§ **WORKING DATA**
# # #
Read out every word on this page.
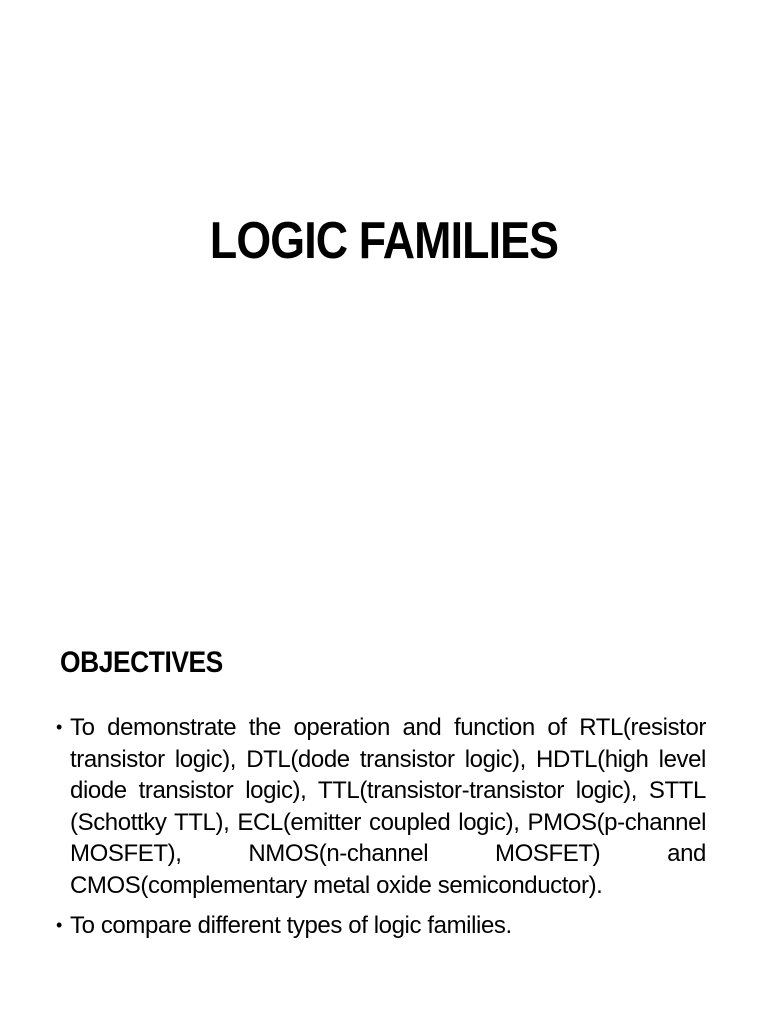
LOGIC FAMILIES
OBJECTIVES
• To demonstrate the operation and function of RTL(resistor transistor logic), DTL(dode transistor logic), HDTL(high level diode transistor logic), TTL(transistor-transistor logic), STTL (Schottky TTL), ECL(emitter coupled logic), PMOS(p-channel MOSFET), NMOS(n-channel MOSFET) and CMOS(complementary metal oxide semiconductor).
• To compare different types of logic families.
# # #
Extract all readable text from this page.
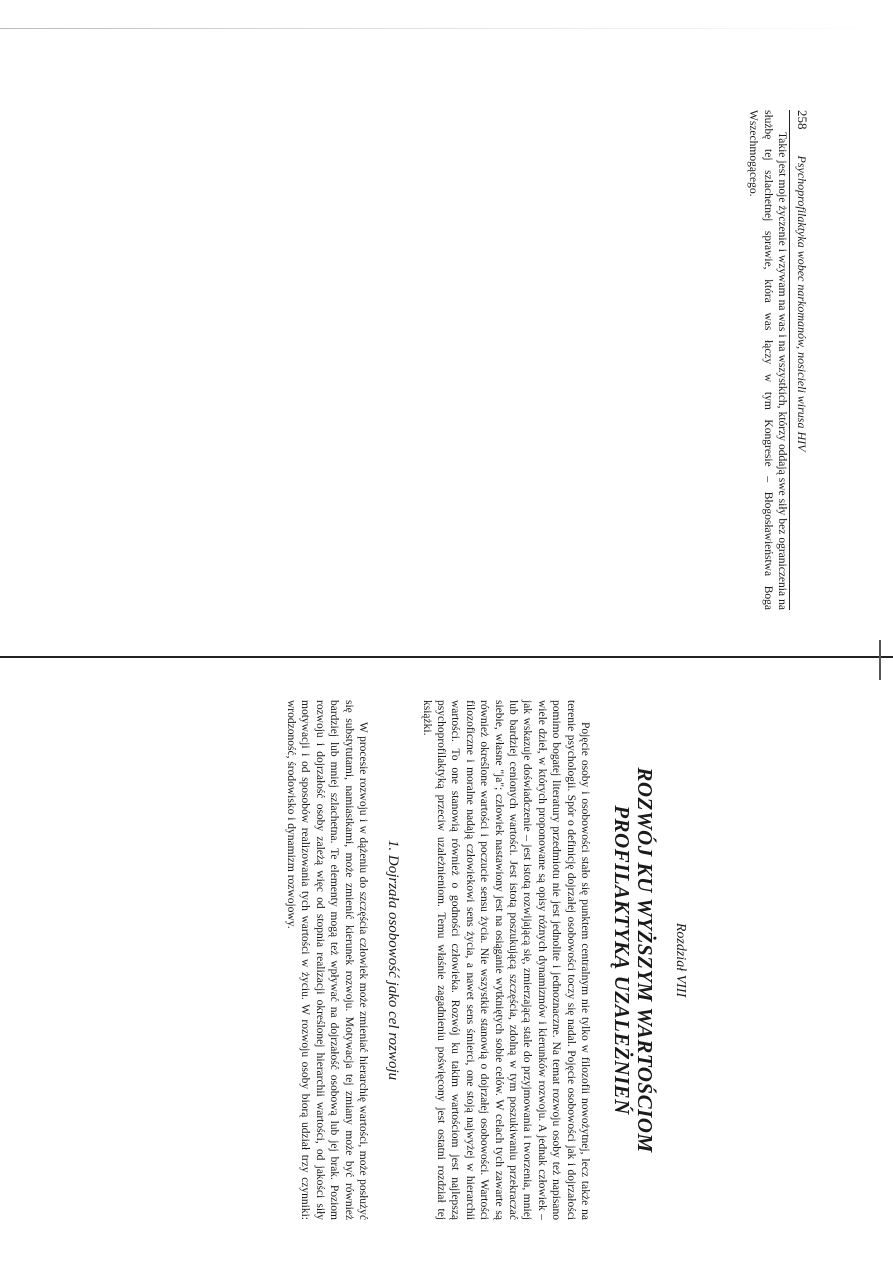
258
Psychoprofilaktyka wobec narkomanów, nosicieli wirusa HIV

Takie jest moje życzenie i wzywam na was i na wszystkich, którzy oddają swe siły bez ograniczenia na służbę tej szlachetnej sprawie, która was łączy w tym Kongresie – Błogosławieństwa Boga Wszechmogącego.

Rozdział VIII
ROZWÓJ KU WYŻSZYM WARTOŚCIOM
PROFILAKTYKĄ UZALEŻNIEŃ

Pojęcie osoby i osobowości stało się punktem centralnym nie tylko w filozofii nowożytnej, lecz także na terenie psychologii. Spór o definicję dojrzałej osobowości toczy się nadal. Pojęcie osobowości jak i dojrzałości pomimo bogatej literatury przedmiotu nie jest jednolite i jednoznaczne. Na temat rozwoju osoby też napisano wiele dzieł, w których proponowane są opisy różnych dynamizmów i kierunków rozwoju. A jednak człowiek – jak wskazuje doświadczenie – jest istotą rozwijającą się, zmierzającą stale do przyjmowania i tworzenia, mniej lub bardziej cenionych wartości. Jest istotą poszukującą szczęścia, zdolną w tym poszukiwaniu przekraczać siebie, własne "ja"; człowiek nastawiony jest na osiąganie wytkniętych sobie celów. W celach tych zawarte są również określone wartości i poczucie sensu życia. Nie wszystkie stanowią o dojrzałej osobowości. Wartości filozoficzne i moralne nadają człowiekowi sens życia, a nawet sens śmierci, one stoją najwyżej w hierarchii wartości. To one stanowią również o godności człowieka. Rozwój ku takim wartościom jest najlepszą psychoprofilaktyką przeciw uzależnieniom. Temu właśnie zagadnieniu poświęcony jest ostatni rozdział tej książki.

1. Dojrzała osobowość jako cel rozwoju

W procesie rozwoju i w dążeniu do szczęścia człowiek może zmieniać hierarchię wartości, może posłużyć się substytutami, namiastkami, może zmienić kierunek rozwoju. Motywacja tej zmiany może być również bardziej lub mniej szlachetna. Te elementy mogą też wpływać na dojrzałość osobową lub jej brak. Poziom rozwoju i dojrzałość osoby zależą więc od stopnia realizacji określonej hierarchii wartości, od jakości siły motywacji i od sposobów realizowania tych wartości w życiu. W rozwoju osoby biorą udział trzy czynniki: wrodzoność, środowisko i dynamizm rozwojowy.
# # #
§ **REQUIRED TASK**
Only lines with the string "page" belong in your answer; copy each one.

§ **RIGHT ANSWER**
Read out every word on this page.
Extract all readable text from this page.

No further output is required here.